Do this:
Identify all lines below that hold "JSON" and collect them.

--- BEGIN ---

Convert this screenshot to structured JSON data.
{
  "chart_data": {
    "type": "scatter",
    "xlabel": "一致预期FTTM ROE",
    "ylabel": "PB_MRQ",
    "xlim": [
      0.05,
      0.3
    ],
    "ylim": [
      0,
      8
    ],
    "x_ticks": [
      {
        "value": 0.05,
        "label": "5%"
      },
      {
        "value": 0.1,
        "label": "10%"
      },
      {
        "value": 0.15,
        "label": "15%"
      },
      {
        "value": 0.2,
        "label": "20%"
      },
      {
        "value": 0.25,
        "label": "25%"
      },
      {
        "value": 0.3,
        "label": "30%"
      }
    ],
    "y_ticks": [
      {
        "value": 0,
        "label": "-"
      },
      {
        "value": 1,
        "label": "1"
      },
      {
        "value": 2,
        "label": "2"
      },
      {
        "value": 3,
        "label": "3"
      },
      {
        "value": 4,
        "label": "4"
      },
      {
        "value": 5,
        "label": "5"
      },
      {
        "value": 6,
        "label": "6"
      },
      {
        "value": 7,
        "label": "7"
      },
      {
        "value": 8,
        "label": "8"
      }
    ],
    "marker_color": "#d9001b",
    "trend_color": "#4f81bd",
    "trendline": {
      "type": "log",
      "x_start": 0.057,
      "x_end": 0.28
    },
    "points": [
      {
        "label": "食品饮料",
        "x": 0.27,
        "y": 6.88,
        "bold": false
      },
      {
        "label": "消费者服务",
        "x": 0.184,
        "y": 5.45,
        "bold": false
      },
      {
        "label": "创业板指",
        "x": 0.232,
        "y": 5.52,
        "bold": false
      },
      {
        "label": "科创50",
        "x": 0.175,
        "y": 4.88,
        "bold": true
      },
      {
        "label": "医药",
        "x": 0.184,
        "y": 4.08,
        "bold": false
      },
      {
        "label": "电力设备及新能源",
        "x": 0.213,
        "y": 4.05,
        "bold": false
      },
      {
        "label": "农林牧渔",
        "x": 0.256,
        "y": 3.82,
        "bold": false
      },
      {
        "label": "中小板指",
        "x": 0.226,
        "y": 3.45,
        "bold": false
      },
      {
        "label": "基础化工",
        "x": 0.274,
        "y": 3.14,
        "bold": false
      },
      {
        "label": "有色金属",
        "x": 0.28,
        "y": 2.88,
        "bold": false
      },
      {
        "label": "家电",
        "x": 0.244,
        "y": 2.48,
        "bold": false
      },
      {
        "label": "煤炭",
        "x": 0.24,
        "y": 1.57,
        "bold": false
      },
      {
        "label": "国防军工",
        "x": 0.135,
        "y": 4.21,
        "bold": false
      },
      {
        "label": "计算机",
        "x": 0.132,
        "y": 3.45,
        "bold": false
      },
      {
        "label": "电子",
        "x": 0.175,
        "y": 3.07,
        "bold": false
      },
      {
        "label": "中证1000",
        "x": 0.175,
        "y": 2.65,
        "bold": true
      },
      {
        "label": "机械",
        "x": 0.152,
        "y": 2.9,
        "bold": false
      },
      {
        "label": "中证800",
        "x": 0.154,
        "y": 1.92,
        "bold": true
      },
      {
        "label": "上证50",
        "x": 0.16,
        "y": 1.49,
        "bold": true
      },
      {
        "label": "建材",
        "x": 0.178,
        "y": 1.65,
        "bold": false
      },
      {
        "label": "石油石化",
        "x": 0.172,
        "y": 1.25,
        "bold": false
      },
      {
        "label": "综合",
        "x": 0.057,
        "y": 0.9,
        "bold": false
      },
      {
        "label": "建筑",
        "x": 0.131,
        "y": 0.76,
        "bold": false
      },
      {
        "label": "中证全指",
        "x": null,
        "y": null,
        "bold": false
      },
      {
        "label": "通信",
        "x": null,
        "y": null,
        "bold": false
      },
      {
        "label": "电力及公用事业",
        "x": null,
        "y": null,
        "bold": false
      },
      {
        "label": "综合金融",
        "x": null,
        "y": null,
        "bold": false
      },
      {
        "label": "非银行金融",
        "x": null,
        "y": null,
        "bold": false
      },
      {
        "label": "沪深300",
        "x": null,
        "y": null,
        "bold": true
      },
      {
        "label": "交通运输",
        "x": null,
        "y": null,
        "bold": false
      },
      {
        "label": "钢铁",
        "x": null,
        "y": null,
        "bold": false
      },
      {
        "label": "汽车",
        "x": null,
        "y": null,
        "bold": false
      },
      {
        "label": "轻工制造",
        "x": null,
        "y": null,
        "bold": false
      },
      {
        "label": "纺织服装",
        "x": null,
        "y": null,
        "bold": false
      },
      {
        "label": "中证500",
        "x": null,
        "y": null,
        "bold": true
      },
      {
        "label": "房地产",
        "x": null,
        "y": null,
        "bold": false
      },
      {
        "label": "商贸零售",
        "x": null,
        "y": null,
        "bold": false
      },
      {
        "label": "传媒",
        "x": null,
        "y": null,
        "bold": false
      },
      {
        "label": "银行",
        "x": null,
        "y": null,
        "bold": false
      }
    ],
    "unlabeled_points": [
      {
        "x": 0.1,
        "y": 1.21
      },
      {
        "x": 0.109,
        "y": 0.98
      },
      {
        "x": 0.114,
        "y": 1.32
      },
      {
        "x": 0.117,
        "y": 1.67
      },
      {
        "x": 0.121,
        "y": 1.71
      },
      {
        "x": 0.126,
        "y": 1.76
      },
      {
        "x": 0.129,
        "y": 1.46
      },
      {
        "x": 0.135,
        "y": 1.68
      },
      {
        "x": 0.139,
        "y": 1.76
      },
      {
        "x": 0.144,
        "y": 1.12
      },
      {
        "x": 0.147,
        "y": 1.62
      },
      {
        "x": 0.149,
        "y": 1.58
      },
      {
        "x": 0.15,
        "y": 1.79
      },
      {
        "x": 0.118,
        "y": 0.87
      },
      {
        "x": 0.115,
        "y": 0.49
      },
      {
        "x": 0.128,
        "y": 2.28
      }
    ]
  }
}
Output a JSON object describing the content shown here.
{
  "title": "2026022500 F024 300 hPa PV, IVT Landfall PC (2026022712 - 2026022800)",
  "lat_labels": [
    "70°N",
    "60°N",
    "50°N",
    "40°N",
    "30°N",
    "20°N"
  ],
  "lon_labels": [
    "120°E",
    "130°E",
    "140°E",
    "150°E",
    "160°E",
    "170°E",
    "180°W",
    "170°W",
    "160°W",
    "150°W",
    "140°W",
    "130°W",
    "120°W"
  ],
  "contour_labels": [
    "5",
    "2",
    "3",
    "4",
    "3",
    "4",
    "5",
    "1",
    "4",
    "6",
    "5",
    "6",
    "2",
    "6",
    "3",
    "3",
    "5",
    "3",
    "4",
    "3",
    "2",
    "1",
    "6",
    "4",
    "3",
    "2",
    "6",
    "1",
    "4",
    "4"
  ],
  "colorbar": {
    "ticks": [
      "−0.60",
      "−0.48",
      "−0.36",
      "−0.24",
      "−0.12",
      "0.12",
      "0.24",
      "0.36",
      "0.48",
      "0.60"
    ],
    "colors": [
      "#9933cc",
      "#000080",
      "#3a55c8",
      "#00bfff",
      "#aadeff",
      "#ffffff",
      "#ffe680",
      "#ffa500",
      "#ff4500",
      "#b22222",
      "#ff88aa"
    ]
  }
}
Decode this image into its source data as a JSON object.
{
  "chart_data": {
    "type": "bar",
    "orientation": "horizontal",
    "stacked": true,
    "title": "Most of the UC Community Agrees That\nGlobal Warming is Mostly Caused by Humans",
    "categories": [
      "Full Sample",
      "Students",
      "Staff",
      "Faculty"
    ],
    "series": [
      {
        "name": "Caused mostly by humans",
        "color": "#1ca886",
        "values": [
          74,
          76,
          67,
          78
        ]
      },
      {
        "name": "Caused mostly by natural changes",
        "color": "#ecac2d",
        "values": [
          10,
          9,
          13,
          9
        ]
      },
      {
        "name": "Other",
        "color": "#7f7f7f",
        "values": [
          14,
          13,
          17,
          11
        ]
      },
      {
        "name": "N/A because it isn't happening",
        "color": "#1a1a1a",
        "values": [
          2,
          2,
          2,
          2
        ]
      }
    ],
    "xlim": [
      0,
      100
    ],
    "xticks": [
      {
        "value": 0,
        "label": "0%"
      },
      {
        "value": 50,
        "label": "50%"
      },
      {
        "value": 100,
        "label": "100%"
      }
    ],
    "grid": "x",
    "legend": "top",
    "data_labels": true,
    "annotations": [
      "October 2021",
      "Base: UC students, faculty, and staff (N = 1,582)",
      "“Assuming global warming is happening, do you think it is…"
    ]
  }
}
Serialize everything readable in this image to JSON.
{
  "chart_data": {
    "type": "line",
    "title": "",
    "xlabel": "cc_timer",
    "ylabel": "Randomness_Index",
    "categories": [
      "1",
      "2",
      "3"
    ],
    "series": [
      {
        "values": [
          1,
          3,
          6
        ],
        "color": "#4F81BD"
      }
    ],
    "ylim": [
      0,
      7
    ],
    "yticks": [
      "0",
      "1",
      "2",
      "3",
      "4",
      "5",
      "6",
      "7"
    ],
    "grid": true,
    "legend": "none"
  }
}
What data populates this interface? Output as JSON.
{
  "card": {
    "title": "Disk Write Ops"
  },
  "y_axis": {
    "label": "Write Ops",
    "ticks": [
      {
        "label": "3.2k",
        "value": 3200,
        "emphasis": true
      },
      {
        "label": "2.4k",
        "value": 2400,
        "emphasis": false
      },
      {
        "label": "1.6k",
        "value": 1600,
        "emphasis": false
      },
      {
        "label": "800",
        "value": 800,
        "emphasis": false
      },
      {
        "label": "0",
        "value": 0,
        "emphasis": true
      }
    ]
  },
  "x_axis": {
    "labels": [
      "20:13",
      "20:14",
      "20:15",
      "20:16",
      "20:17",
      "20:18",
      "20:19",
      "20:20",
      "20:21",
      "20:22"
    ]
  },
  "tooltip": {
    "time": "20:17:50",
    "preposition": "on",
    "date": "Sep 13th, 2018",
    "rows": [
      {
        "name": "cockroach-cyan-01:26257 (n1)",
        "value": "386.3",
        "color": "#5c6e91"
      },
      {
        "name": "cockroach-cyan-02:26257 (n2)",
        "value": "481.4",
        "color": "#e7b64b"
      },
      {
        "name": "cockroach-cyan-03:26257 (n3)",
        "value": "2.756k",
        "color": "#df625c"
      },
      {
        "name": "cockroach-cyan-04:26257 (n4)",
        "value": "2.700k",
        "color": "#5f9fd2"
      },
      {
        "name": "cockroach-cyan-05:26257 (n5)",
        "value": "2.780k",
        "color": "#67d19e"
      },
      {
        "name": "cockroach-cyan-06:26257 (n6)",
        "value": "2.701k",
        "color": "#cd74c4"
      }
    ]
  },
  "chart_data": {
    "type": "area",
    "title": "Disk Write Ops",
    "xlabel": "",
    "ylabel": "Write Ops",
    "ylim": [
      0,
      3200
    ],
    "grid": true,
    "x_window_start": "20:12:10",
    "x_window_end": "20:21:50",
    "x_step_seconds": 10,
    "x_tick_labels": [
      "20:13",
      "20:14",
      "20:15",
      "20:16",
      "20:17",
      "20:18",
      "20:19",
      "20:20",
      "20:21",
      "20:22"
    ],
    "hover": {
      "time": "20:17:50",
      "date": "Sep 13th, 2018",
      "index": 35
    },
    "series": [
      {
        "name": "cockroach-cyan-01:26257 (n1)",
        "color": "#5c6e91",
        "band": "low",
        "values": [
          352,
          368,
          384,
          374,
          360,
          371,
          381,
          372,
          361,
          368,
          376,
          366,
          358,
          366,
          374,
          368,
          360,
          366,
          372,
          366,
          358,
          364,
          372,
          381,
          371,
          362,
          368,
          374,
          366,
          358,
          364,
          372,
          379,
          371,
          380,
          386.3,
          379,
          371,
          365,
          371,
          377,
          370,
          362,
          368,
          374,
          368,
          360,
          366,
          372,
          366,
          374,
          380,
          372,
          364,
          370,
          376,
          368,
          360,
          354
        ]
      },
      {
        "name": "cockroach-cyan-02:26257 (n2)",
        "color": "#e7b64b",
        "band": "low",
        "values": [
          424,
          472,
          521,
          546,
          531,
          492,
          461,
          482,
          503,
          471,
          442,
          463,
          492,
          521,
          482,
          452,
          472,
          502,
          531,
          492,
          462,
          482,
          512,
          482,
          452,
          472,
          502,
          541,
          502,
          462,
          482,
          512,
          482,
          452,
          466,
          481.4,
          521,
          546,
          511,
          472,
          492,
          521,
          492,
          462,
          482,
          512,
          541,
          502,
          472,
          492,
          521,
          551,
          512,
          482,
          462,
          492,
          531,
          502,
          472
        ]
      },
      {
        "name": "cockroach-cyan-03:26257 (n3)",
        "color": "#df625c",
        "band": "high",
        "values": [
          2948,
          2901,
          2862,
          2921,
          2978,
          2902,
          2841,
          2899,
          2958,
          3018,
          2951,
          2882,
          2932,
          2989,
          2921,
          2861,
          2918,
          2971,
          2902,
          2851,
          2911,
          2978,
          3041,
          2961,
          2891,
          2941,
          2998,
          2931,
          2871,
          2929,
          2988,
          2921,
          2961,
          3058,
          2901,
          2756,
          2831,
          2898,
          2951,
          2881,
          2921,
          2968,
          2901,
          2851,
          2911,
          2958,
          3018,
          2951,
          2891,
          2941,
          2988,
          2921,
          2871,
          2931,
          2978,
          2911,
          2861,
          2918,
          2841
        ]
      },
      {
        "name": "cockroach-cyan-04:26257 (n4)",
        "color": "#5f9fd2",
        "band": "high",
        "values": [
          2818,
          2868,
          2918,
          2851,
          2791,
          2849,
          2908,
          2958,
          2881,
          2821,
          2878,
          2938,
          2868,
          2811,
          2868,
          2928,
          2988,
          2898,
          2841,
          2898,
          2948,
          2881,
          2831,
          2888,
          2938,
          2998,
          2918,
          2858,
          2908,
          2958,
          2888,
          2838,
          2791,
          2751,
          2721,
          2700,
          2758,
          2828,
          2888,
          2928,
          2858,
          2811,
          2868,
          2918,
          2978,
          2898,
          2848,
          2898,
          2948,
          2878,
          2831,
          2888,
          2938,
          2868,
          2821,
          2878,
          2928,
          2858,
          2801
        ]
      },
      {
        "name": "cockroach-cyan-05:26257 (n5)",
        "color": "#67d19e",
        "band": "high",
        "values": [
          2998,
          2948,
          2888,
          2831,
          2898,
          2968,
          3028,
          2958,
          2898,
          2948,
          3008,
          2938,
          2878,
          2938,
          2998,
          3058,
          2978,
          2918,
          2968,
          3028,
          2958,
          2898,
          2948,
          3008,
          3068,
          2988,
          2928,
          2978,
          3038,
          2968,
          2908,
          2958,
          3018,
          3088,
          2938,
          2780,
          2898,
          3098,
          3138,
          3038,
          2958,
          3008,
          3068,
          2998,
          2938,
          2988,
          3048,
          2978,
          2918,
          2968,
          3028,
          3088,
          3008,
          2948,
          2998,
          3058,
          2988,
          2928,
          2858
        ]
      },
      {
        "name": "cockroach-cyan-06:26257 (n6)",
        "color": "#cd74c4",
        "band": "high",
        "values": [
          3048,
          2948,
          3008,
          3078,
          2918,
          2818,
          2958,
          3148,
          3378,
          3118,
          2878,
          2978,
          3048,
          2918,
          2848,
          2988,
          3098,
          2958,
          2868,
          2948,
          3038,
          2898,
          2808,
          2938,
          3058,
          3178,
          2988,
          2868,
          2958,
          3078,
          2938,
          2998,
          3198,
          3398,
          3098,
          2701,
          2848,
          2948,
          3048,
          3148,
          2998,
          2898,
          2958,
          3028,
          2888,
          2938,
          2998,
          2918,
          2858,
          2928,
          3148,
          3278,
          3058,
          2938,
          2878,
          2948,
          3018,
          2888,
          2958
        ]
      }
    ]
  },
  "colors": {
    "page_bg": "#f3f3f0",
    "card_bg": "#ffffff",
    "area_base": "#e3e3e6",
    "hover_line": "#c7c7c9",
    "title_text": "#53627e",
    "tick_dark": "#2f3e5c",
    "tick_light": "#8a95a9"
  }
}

--- END ---

Written solution:
Convert this screenshot to structured JSON data.
Output a JSON object describing the content shown here.
Decode this image into its source data as a JSON object.
Serialize everything readable in this image to JSON.
What data populates this interface? Output as JSON.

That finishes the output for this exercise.